[start of Provided records]

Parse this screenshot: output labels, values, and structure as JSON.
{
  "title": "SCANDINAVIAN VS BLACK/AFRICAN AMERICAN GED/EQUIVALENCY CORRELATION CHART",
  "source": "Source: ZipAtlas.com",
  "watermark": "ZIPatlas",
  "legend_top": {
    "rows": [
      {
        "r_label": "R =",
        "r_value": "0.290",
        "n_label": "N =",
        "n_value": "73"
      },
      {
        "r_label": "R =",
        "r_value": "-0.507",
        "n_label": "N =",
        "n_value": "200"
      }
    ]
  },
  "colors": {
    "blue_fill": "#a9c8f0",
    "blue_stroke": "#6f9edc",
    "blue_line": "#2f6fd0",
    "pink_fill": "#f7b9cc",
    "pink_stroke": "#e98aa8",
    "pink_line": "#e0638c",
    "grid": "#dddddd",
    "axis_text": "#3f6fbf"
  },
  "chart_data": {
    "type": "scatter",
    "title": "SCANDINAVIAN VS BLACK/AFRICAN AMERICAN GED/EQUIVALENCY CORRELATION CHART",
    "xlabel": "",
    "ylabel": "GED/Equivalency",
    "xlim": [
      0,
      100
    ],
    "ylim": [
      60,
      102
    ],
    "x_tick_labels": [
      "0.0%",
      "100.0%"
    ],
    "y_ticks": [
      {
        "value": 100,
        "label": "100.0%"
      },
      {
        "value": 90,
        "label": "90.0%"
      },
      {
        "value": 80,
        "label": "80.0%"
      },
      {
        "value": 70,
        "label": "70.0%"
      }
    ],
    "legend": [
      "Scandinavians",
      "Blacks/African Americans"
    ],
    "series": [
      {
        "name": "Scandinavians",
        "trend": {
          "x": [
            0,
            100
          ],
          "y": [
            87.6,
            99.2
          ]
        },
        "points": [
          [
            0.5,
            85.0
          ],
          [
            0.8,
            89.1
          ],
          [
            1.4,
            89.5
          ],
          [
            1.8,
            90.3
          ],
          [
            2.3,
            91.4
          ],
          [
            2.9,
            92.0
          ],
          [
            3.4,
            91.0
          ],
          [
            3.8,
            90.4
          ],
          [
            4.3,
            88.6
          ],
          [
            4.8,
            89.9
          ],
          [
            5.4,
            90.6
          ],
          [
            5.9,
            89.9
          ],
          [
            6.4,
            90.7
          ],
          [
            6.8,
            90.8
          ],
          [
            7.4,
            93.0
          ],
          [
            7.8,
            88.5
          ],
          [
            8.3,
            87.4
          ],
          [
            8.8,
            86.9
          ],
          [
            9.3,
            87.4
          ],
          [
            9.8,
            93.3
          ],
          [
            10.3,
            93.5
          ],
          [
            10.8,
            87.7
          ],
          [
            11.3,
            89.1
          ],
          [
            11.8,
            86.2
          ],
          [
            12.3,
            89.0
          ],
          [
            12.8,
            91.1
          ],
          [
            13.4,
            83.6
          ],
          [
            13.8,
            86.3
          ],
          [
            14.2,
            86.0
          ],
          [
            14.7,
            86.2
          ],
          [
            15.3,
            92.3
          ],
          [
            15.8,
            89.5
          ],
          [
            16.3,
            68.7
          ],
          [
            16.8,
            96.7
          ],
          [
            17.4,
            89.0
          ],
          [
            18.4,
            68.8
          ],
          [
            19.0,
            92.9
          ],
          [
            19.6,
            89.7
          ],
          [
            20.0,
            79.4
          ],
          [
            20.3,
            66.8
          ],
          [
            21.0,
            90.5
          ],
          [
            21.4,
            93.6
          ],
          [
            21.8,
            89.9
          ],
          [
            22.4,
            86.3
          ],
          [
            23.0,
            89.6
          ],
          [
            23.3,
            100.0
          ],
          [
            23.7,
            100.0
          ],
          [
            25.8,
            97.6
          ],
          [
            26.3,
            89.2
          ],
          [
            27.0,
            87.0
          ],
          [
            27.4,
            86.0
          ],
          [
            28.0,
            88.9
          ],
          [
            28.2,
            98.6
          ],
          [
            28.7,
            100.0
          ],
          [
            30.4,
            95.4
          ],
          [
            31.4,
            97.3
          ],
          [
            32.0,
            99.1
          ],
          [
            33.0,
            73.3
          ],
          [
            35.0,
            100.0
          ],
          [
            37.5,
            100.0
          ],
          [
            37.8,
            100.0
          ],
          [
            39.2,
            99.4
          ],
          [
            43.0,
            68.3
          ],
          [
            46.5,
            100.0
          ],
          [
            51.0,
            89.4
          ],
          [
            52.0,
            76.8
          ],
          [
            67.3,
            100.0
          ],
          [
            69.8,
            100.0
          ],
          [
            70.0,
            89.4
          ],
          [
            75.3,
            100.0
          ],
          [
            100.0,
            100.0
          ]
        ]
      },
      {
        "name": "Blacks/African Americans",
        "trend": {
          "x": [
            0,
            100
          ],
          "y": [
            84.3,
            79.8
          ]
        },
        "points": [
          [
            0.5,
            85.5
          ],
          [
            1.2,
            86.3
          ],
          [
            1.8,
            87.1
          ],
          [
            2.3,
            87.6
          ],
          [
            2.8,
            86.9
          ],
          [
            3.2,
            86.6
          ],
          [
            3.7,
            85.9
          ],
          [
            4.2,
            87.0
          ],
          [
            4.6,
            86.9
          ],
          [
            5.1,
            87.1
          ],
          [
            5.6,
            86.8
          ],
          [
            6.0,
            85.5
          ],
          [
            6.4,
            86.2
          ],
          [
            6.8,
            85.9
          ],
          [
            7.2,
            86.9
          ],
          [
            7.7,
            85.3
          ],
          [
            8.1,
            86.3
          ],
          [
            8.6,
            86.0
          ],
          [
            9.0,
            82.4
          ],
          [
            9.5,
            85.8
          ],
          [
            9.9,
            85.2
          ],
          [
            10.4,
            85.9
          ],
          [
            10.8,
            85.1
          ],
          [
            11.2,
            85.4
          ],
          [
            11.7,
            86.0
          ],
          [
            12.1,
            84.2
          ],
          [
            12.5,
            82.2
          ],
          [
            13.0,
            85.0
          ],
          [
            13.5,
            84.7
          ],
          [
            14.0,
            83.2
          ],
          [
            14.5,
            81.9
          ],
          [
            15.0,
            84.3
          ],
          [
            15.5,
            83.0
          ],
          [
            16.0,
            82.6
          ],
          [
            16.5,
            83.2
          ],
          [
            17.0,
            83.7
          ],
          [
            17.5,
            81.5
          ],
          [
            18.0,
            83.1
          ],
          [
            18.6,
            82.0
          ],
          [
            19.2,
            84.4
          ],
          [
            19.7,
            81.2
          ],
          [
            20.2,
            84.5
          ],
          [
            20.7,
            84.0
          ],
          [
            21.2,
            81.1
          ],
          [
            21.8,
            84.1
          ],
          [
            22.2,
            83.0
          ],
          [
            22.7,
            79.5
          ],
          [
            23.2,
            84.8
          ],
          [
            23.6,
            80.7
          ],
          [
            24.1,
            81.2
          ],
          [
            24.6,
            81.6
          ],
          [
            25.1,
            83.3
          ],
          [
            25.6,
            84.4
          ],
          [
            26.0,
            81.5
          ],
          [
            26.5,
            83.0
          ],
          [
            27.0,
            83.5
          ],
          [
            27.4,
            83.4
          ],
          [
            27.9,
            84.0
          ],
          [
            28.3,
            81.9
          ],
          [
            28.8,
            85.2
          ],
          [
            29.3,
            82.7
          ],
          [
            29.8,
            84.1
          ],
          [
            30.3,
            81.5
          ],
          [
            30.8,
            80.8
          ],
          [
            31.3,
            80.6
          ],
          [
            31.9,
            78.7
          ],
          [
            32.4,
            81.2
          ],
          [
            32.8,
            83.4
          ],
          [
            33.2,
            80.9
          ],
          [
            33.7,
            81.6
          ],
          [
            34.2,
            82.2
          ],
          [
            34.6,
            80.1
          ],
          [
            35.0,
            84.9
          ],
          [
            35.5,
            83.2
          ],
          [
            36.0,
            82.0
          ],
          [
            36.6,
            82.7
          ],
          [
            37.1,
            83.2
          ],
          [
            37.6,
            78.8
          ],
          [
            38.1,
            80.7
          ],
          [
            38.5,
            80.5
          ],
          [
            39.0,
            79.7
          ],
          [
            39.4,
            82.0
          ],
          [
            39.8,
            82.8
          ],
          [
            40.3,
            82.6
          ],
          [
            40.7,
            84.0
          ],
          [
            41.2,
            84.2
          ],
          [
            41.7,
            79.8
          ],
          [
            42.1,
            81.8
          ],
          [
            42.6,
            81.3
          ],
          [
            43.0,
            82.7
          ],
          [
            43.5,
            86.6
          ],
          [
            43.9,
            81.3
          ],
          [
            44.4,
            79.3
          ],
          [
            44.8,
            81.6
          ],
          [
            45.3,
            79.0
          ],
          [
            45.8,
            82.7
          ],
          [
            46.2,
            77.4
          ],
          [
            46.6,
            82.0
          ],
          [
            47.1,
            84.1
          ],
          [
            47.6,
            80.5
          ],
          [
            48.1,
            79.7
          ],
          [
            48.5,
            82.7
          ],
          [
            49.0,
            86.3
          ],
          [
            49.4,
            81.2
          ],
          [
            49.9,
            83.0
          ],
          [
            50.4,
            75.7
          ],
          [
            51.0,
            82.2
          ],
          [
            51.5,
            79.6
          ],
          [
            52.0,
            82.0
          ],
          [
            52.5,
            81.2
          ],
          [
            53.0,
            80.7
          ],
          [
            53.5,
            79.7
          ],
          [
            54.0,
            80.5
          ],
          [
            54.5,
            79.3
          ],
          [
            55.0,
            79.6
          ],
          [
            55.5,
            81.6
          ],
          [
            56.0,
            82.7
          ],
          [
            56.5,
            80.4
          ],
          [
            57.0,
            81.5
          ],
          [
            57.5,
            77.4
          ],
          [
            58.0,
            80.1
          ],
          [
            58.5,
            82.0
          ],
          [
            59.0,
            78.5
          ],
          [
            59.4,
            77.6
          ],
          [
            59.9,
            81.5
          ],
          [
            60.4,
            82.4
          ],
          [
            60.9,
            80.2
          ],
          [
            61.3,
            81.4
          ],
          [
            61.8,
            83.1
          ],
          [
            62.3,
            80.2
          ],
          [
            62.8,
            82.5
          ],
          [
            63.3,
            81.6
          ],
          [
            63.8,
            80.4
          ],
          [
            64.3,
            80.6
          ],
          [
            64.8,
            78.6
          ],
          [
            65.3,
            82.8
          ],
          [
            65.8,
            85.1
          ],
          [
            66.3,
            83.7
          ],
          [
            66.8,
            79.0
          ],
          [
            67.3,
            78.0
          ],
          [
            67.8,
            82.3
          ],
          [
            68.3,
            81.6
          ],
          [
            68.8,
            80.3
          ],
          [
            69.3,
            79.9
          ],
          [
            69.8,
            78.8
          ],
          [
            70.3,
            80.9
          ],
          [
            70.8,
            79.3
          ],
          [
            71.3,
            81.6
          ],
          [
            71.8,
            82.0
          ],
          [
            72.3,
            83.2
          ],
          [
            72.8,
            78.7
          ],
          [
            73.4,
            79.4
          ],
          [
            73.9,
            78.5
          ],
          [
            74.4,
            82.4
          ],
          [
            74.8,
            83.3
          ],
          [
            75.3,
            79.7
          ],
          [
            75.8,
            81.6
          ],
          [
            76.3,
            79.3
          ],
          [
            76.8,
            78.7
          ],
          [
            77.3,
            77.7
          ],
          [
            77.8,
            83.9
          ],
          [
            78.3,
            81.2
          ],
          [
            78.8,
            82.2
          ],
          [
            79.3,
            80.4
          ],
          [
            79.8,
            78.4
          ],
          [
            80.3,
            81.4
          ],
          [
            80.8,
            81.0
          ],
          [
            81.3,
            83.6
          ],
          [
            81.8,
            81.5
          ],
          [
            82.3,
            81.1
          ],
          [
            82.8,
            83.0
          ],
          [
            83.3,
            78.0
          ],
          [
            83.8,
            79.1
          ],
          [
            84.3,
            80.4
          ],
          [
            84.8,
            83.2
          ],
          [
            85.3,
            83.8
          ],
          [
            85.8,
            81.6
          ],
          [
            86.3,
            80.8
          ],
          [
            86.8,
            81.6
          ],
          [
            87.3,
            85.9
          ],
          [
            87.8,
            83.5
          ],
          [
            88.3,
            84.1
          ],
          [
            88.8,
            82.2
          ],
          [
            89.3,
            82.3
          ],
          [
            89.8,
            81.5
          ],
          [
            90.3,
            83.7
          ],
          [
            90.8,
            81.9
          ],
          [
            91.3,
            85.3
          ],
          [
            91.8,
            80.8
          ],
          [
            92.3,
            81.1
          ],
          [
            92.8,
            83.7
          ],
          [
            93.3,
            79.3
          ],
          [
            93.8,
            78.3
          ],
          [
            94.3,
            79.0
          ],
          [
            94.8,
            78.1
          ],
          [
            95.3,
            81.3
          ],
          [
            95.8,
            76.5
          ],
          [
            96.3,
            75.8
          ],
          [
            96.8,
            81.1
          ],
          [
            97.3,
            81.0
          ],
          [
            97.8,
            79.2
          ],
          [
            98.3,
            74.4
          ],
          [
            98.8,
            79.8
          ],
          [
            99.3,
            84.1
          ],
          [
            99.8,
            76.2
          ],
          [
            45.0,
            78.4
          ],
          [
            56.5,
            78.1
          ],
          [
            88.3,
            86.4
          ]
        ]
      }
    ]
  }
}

[end of Provided records]

Show every line where the string "Scandinavians" appears.

**Task solution:**
      "Scandinavians",
        "name": "Scandinavians",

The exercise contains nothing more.